• **GOAL**: All of the records listed below should be retyped exactly.

= = = = =

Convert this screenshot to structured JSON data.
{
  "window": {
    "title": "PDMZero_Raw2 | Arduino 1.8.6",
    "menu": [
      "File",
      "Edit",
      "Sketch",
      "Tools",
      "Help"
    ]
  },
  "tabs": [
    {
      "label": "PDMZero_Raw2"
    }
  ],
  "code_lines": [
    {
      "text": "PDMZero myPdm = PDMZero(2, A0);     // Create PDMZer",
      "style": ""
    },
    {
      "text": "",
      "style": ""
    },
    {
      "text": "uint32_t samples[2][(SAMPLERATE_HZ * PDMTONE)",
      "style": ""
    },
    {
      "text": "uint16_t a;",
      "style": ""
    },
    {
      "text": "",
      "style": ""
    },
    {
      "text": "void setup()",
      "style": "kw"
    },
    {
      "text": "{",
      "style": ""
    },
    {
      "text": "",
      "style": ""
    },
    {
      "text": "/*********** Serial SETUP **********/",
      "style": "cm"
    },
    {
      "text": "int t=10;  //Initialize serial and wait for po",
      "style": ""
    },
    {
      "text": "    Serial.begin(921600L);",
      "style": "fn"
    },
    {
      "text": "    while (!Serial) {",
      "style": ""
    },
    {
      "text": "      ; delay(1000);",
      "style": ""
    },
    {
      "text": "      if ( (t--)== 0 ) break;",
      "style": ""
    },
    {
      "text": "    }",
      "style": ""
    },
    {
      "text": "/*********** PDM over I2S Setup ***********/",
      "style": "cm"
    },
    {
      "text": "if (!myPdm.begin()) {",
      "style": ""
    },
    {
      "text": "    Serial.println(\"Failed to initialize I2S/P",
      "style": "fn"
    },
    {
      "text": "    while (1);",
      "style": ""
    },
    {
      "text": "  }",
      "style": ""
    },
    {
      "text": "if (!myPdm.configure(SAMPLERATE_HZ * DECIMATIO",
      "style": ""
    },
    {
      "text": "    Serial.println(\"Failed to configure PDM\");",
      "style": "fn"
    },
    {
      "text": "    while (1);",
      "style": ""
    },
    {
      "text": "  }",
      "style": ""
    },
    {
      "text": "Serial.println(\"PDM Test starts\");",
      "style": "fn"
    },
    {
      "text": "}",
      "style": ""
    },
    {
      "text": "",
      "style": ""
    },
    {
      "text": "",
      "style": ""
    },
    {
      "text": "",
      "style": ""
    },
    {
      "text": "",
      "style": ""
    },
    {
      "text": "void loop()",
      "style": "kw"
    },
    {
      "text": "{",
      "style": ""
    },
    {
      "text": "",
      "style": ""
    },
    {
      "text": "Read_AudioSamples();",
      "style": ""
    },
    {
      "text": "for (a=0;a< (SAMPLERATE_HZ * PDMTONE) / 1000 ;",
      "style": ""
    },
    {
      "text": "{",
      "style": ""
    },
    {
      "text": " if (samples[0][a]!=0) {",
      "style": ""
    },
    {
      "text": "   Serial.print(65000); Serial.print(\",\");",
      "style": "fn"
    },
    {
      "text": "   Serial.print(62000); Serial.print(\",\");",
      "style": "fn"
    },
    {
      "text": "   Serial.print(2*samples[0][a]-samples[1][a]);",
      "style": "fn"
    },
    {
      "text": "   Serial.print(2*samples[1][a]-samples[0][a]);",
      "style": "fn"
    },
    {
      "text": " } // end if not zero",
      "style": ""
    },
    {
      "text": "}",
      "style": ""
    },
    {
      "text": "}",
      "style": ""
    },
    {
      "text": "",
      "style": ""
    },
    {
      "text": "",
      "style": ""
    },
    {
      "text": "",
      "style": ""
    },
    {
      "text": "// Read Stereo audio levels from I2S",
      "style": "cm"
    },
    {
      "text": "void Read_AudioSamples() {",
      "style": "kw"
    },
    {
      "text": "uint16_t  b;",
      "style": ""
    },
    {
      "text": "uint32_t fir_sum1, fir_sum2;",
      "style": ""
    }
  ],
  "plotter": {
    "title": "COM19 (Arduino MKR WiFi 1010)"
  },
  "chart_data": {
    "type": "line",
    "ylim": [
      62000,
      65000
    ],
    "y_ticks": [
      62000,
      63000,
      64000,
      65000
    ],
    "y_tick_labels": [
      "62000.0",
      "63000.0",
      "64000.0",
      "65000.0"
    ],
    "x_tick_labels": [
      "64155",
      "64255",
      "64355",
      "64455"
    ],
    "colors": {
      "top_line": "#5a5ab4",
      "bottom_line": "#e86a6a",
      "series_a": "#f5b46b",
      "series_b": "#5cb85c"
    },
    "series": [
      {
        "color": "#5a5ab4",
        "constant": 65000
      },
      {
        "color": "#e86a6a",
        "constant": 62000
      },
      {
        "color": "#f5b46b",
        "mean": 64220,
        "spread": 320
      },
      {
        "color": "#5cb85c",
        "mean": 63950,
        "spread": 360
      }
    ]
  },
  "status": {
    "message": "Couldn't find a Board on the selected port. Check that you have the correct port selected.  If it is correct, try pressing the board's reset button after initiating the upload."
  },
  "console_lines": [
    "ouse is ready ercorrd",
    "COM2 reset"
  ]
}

= = = = =

• **ANSWER TO THE TASK**:
Convert this screenshot to structured JSON data.
{
  "window": {
    "title": "PDMZero_Raw2 | Arduino 1.8.6",
    "menu": [
      "File",
      "Edit",
      "Sketch",
      "Tools",
      "Help"
    ]
  },
  "tabs": [
    {
      "label": "PDMZero_Raw2"
    }
  ],
  "code_lines": [
    {
      "text": "PDMZero myPdm = PDMZero(2, A0);     // Create PDMZer",
      "style": ""
    },
    {
      "text": "",
      "style": ""
    },
    {
      "text": "uint32_t samples[2][(SAMPLERATE_HZ * PDMTONE)",
      "style": ""
    },
    {
      "text": "uint16_t a;",
      "style": ""
    },
    {
      "text": "",
      "style": ""
    },
    {
      "text": "void setup()",
      "style": "kw"
    },
    {
      "text": "{",
      "style": ""
    },
    {
      "text": "",
      "style": ""
    },
    {
      "text": "/*********** Serial SETUP **********/",
      "style": "cm"
    },
    {
      "text": "int t=10;  //Initialize serial and wait for po",
      "style": ""
    },
    {
      "text": "    Serial.begin(921600L);",
      "style": "fn"
    },
    {
      "text": "    while (!Serial) {",
      "style": ""
    },
    {
      "text": "      ; delay(1000);",
      "style": ""
    },
    {
      "text": "      if ( (t--)== 0 ) break;",
      "style": ""
    },
    {
      "text": "    }",
      "style": ""
    },
    {
      "text": "/*********** PDM over I2S Setup ***********/",
      "style": "cm"
    },
    {
      "text": "if (!myPdm.begin()) {",
      "style": ""
    },
    {
      "text": "    Serial.println(\"Failed to initialize I2S/P",
      "style": "fn"
    },
    {
      "text": "    while (1);",
      "style": ""
    },
    {
      "text": "  }",
      "style": ""
    },
    {
      "text": "if (!myPdm.configure(SAMPLERATE_HZ * DECIMATIO",
      "style": ""
    },
    {
      "text": "    Serial.println(\"Failed to configure PDM\");",
      "style": "fn"
    },
    {
      "text": "    while (1);",
      "style": ""
    },
    {
      "text": "  }",
      "style": ""
    },
    {
      "text": "Serial.println(\"PDM Test starts\");",
      "style": "fn"
    },
    {
      "text": "}",
      "style": ""
    },
    {
      "text": "",
      "style": ""
    },
    {
      "text": "",
      "style": ""
    },
    {
      "text": "",
      "style": ""
    },
    {
      "text": "",
      "style": ""
    },
    {
      "text": "void loop()",
      "style": "kw"
    },
    {
      "text": "{",
      "style": ""
    },
    {
      "text": "",
      "style": ""
    },
    {
      "text": "Read_AudioSamples();",
      "style": ""
    },
    {
      "text": "for (a=0;a< (SAMPLERATE_HZ * PDMTONE) / 1000 ;",
      "style": ""
    },
    {
      "text": "{",
      "style": ""
    },
    {
      "text": " if (samples[0][a]!=0) {",
      "style": ""
    },
    {
      "text": "   Serial.print(65000); Serial.print(\",\");",
      "style": "fn"
    },
    {
      "text": "   Serial.print(62000); Serial.print(\",\");",
      "style": "fn"
    },
    {
      "text": "   Serial.print(2*samples[0][a]-samples[1][a]);",
      "style": "fn"
    },
    {
      "text": "   Serial.print(2*samples[1][a]-samples[0][a]);",
      "style": "fn"
    },
    {
      "text": " } // end if not zero",
      "style": ""
    },
    {
      "text": "}",
      "style": ""
    },
    {
      "text": "}",
      "style": ""
    },
    {
      "text": "",
      "style": ""
    },
    {
      "text": "",
      "style": ""
    },
    {
      "text": "",
      "style": ""
    },
    {
      "text": "// Read Stereo audio levels from I2S",
      "style": "cm"
    },
    {
      "text": "void Read_AudioSamples() {",
      "style": "kw"
    },
    {
      "text": "uint16_t  b;",
      "style": ""
    },
    {
      "text": "uint32_t fir_sum1, fir_sum2;",
      "style": ""
    }
  ],
  "plotter": {
    "title": "COM19 (Arduino MKR WiFi 1010)"
  },
  "chart_data": {
    "type": "line",
    "ylim": [
      62000,
      65000
    ],
    "y_ticks": [
      62000,
      63000,
      64000,
      65000
    ],
    "y_tick_labels": [
      "62000.0",
      "63000.0",
      "64000.0",
      "65000.0"
    ],
    "x_tick_labels": [
      "64155",
      "64255",
      "64355",
      "64455"
    ],
    "colors": {
      "top_line": "#5a5ab4",
      "bottom_line": "#e86a6a",
      "series_a": "#f5b46b",
      "series_b": "#5cb85c"
    },
    "series": [
      {
        "color": "#5a5ab4",
        "constant": 65000
      },
      {
        "color": "#e86a6a",
        "constant": 62000
      },
      {
        "color": "#f5b46b",
        "mean": 64220,
        "spread": 320
      },
      {
        "color": "#5cb85c",
        "mean": 63950,
        "spread": 360
      }
    ]
  },
  "status": {
    "message": "Couldn't find a Board on the selected port. Check that you have the correct port selected.  If it is correct, try pressing the board's reset button after initiating the upload."
  },
  "console_lines": [
    "ouse is ready ercorrd",
    "COM2 reset"
  ]
}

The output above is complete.